WORK INSTRUCTIONS:
Write out every entry precisely as given, leaving the pictures out.

====== SUPPLIED ENTRIES ======

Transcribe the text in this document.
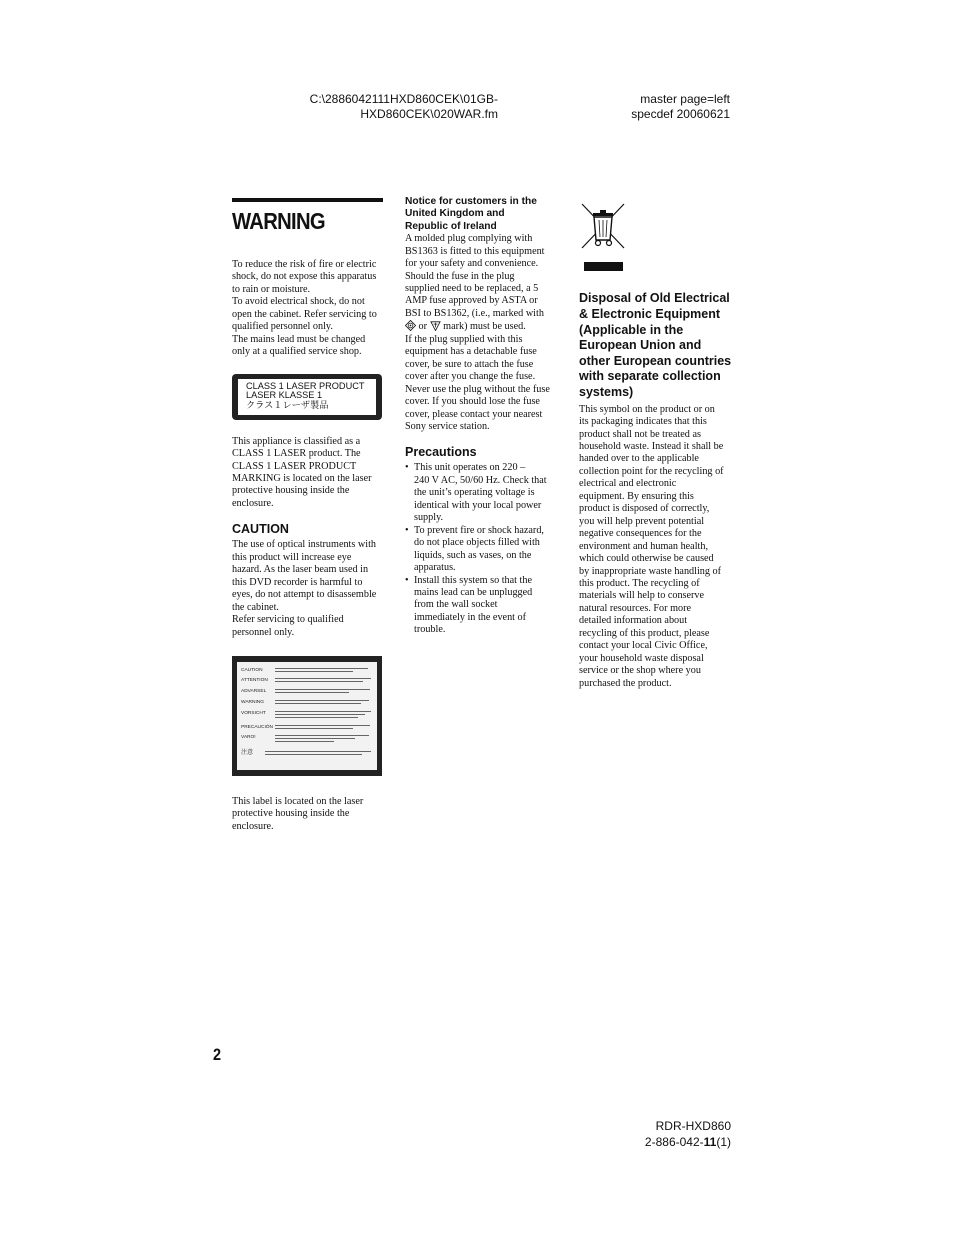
C:\2886042111HXD860CEK\01GB-
HXD860CEK\020WAR.fm
master page=left
specdef 20060621
WARNING

To reduce the risk of fire or electric
shock, do not expose this apparatus
to rain or moisture.
To avoid electrical shock, do not
open the cabinet. Refer servicing to
qualified personnel only.
The mains lead must be changed
only at a qualified service shop.

CLASS 1 LASER PRODUCT
LASER KLASSE 1
クラス１レーザ製品

This appliance is classified as a
CLASS 1 LASER product. The
CLASS 1 LASER PRODUCT
MARKING is located on the laser
protective housing inside the
enclosure.

CAUTION

The use of optical instruments with
this product will increase eye
hazard. As the laser beam used in
this DVD recorder is harmful to
eyes, do not attempt to disassemble
the cabinet.
Refer servicing to qualified
personnel only.

CAUTION
ATTENTION
ADVARSEL
WARNING
VORSICHT
PRECAUCIÓN
VARO!
注意

This label is located on the laser
protective housing inside the
enclosure.

Notice for customers in the
United Kingdom and
Republic of Ireland

A molded plug complying with
BS1363 is fitted to this equipment
for your safety and convenience.
Should the fuse in the plug
supplied need to be replaced, a 5
AMP fuse approved by ASTA or
BSI to BS1362, (i.e., marked with
or mark) must be used.
If the plug supplied with this
equipment has a detachable fuse
cover, be sure to attach the fuse
cover after you change the fuse.
Never use the plug without the fuse
cover. If you should lose the fuse
cover, please contact your nearest
Sony service station.

Precautions
• This unit operates on 220 –
240 V AC, 50/60 Hz. Check that
the unit’s operating voltage is
identical with your local power
supply.
• To prevent fire or shock hazard,
do not place objects filled with
liquids, such as vases, on the
apparatus.
• Install this system so that the
mains lead can be unplugged
from the wall socket
immediately in the event of
trouble.
Disposal of Old Electrical
& Electronic Equipment
(Applicable in the
European Union and
other European countries
with separate collection
systems)

This symbol on the product or on
its packaging indicates that this
product shall not be treated as
household waste. Instead it shall be
handed over to the applicable
collection point for the recycling of
electrical and electronic
equipment. By ensuring this
product is disposed of correctly,
you will help prevent potential
negative consequences for the
environment and human health,
which could otherwise be caused
by inappropriate waste handling of
this product. The recycling of
materials will help to conserve
natural resources. For more
detailed information about
recycling of this product, please
contact your local Civic Office,
your household waste disposal
service or the shop where you
purchased the product.

2
RDR-HXD860
2-886-042-11(1)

======

WRITTEN REPLY:
Transcribe the text in this document.
C:\2886042111HXD860CEK\01GB-
HXD860CEK\020WAR.fm
master page=left
specdef 20060621
WARNING

To reduce the risk of fire or electric
shock, do not expose this apparatus
to rain or moisture.
To avoid electrical shock, do not
open the cabinet. Refer servicing to
qualified personnel only.
The mains lead must be changed
only at a qualified service shop.

CLASS 1 LASER PRODUCT
LASER KLASSE 1
クラス１レーザ製品

This appliance is classified as a
CLASS 1 LASER product. The
CLASS 1 LASER PRODUCT
MARKING is located on the laser
protective housing inside the
enclosure.

CAUTION

The use of optical instruments with
this product will increase eye
hazard. As the laser beam used in
this DVD recorder is harmful to
eyes, do not attempt to disassemble
the cabinet.
Refer servicing to qualified
personnel only.

CAUTION
ATTENTION
ADVARSEL
WARNING
VORSICHT
PRECAUCIÓN
VARO!
注意

This label is located on the laser
protective housing inside the
enclosure.

Notice for customers in the
United Kingdom and
Republic of Ireland

A molded plug complying with
BS1363 is fitted to this equipment
for your safety and convenience.
Should the fuse in the plug
supplied need to be replaced, a 5
AMP fuse approved by ASTA or
BSI to BS1362, (i.e., marked with
or mark) must be used.
If the plug supplied with this
equipment has a detachable fuse
cover, be sure to attach the fuse
cover after you change the fuse.
Never use the plug without the fuse
cover. If you should lose the fuse
cover, please contact your nearest
Sony service station.

Precautions
• This unit operates on 220 –
240 V AC, 50/60 Hz. Check that
the unit’s operating voltage is
identical with your local power
supply.
• To prevent fire or shock hazard,
do not place objects filled with
liquids, such as vases, on the
apparatus.
• Install this system so that the
mains lead can be unplugged
from the wall socket
immediately in the event of
trouble.
Disposal of Old Electrical
& Electronic Equipment
(Applicable in the
European Union and
other European countries
with separate collection
systems)

This symbol on the product or on
its packaging indicates that this
product shall not be treated as
household waste. Instead it shall be
handed over to the applicable
collection point for the recycling of
electrical and electronic
equipment. By ensuring this
product is disposed of correctly,
you will help prevent potential
negative consequences for the
environment and human health,
which could otherwise be caused
by inappropriate waste handling of
this product. The recycling of
materials will help to conserve
natural resources. For more
detailed information about
recycling of this product, please
contact your local Civic Office,
your household waste disposal
service or the shop where you
purchased the product.

2
RDR-HXD860
2-886-042-11(1)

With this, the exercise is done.